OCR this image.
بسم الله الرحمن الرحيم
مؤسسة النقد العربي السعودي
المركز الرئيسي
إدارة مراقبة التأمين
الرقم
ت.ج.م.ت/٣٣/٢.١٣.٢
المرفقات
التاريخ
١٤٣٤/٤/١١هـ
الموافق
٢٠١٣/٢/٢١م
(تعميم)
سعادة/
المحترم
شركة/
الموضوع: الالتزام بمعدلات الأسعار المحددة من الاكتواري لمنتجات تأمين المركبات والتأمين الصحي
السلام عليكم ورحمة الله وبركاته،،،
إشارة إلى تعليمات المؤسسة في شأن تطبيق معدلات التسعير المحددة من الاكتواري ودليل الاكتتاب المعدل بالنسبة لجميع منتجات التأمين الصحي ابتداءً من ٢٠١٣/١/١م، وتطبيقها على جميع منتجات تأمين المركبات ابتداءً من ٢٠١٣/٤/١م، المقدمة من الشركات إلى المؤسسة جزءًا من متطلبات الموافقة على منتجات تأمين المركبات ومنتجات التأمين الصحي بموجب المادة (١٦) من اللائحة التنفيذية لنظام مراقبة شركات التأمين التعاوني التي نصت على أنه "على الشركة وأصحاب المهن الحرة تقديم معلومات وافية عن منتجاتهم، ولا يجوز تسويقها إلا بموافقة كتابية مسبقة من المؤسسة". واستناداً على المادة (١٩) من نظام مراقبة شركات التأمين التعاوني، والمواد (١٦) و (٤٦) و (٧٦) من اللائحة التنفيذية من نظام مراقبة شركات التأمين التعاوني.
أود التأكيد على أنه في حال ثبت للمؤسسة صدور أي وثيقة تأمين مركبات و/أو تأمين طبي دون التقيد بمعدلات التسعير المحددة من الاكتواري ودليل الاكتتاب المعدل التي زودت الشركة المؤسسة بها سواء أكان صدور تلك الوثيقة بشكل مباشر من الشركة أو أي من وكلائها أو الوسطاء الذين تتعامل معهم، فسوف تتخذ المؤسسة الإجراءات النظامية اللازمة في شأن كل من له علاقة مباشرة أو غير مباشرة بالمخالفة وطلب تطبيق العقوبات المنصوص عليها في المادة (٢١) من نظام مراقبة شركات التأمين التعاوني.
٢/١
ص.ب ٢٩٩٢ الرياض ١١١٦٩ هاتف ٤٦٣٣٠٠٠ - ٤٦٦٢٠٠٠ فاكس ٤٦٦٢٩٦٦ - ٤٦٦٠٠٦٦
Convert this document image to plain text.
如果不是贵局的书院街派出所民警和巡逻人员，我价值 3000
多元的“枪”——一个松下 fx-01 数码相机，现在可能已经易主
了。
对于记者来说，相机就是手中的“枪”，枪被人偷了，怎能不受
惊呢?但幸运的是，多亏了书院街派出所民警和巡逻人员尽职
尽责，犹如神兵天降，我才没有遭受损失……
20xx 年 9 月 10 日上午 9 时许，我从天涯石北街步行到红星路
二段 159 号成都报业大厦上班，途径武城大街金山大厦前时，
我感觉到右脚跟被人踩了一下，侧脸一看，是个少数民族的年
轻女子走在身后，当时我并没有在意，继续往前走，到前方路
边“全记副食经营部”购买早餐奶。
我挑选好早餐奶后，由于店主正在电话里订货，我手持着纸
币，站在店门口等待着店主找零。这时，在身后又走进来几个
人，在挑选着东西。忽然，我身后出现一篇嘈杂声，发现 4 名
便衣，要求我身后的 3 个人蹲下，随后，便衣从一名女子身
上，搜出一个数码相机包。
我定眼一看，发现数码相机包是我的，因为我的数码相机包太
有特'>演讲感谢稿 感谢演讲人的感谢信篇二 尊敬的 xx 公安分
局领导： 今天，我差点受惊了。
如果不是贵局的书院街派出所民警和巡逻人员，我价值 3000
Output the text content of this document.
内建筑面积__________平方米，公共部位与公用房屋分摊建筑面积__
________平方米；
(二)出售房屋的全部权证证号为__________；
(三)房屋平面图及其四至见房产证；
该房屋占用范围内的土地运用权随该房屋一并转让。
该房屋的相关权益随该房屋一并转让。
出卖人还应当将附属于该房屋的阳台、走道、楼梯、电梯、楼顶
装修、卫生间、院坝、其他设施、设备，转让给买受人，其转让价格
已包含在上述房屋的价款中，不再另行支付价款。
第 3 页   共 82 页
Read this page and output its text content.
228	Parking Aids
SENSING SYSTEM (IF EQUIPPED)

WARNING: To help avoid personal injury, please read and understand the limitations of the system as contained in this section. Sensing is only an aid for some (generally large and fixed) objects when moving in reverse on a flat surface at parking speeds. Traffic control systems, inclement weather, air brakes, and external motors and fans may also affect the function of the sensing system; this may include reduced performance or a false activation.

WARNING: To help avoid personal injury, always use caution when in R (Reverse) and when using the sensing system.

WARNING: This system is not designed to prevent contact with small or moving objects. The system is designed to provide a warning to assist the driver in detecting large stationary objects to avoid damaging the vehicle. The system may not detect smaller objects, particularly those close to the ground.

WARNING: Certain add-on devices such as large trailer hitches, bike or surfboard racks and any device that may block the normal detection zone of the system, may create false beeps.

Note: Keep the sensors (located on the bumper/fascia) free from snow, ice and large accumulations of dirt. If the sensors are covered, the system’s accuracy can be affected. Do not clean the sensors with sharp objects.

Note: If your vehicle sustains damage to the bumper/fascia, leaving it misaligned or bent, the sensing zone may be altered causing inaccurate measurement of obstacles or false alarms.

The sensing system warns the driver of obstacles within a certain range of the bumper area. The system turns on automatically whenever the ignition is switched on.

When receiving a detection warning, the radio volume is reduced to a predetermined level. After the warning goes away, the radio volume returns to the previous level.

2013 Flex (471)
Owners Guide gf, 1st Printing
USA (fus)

#### [Exercise requirements]
Extract each line from the listing above, please, and repeat it exactly.

#### [Output for this task]
OCR this image.
بسم الله الرحمن الرحيم
مؤسسة النقد العربي السعودي
المركز الرئيسي
إدارة مراقبة التأمين
الرقم
ت.ج.م.ت/٣٣/٢.١٣.٢
المرفقات
التاريخ
١٤٣٤/٤/١١هـ
الموافق
٢٠١٣/٢/٢١م
(تعميم)
سعادة/
المحترم
شركة/
الموضوع: الالتزام بمعدلات الأسعار المحددة من الاكتواري لمنتجات تأمين المركبات والتأمين الصحي
السلام عليكم ورحمة الله وبركاته،،،
إشارة إلى تعليمات المؤسسة في شأن تطبيق معدلات التسعير المحددة من الاكتواري ودليل الاكتتاب المعدل بالنسبة لجميع منتجات التأمين الصحي ابتداءً من ٢٠١٣/١/١م، وتطبيقها على جميع منتجات تأمين المركبات ابتداءً من ٢٠١٣/٤/١م، المقدمة من الشركات إلى المؤسسة جزءًا من متطلبات الموافقة على منتجات تأمين المركبات ومنتجات التأمين الصحي بموجب المادة (١٦) من اللائحة التنفيذية لنظام مراقبة شركات التأمين التعاوني التي نصت على أنه "على الشركة وأصحاب المهن الحرة تقديم معلومات وافية عن منتجاتهم، ولا يجوز تسويقها إلا بموافقة كتابية مسبقة من المؤسسة". واستناداً على المادة (١٩) من نظام مراقبة شركات التأمين التعاوني، والمواد (١٦) و (٤٦) و (٧٦) من اللائحة التنفيذية من نظام مراقبة شركات التأمين التعاوني.
أود التأكيد على أنه في حال ثبت للمؤسسة صدور أي وثيقة تأمين مركبات و/أو تأمين طبي دون التقيد بمعدلات التسعير المحددة من الاكتواري ودليل الاكتتاب المعدل التي زودت الشركة المؤسسة بها سواء أكان صدور تلك الوثيقة بشكل مباشر من الشركة أو أي من وكلائها أو الوسطاء الذين تتعامل معهم، فسوف تتخذ المؤسسة الإجراءات النظامية اللازمة في شأن كل من له علاقة مباشرة أو غير مباشرة بالمخالفة وطلب تطبيق العقوبات المنصوص عليها في المادة (٢١) من نظام مراقبة شركات التأمين التعاوني.
٢/١
ص.ب ٢٩٩٢ الرياض ١١١٦٩ هاتف ٤٦٣٣٠٠٠ - ٤٦٦٢٠٠٠ فاكس ٤٦٦٢٩٦٦ - ٤٦٦٠٠٦٦
Convert this document image to plain text.
如果不是贵局的书院街派出所民警和巡逻人员，我价值 3000
多元的“枪”——一个松下 fx-01 数码相机，现在可能已经易主
了。
对于记者来说，相机就是手中的“枪”，枪被人偷了，怎能不受
惊呢?但幸运的是，多亏了书院街派出所民警和巡逻人员尽职
尽责，犹如神兵天降，我才没有遭受损失……
20xx 年 9 月 10 日上午 9 时许，我从天涯石北街步行到红星路
二段 159 号成都报业大厦上班，途径武城大街金山大厦前时，
我感觉到右脚跟被人踩了一下，侧脸一看，是个少数民族的年
轻女子走在身后，当时我并没有在意，继续往前走，到前方路
边“全记副食经营部”购买早餐奶。
我挑选好早餐奶后，由于店主正在电话里订货，我手持着纸
币，站在店门口等待着店主找零。这时，在身后又走进来几个
人，在挑选着东西。忽然，我身后出现一篇嘈杂声，发现 4 名
便衣，要求我身后的 3 个人蹲下，随后，便衣从一名女子身
上，搜出一个数码相机包。
我定眼一看，发现数码相机包是我的，因为我的数码相机包太
有特'>演讲感谢稿 感谢演讲人的感谢信篇二 尊敬的 xx 公安分
局领导： 今天，我差点受惊了。
如果不是贵局的书院街派出所民警和巡逻人员，我价值 3000
Output the text content of this document.
内建筑面积__________平方米，公共部位与公用房屋分摊建筑面积__
________平方米；
(二)出售房屋的全部权证证号为__________；
(三)房屋平面图及其四至见房产证；
该房屋占用范围内的土地运用权随该房屋一并转让。
该房屋的相关权益随该房屋一并转让。
出卖人还应当将附属于该房屋的阳台、走道、楼梯、电梯、楼顶
装修、卫生间、院坝、其他设施、设备，转让给买受人，其转让价格
已包含在上述房屋的价款中，不再另行支付价款。
第 3 页   共 82 页
Read this page and output its text content.
228	Parking Aids
SENSING SYSTEM (IF EQUIPPED)

WARNING: To help avoid personal injury, please read and understand the limitations of the system as contained in this section. Sensing is only an aid for some (generally large and fixed) objects when moving in reverse on a flat surface at parking speeds. Traffic control systems, inclement weather, air brakes, and external motors and fans may also affect the function of the sensing system; this may include reduced performance or a false activation.

WARNING: To help avoid personal injury, always use caution when in R (Reverse) and when using the sensing system.

WARNING: This system is not designed to prevent contact with small or moving objects. The system is designed to provide a warning to assist the driver in detecting large stationary objects to avoid damaging the vehicle. The system may not detect smaller objects, particularly those close to the ground.

WARNING: Certain add-on devices such as large trailer hitches, bike or surfboard racks and any device that may block the normal detection zone of the system, may create false beeps.

Note: Keep the sensors (located on the bumper/fascia) free from snow, ice and large accumulations of dirt. If the sensors are covered, the system’s accuracy can be affected. Do not clean the sensors with sharp objects.

Note: If your vehicle sustains damage to the bumper/fascia, leaving it misaligned or bent, the sensing zone may be altered causing inaccurate measurement of obstacles or false alarms.

The sensing system warns the driver of obstacles within a certain range of the bumper area. The system turns on automatically whenever the ignition is switched on.

When receiving a detection warning, the radio volume is reduced to a predetermined level. After the warning goes away, the radio volume returns to the previous level.

2013 Flex (471)
Owners Guide gf, 1st Printing
USA (fus)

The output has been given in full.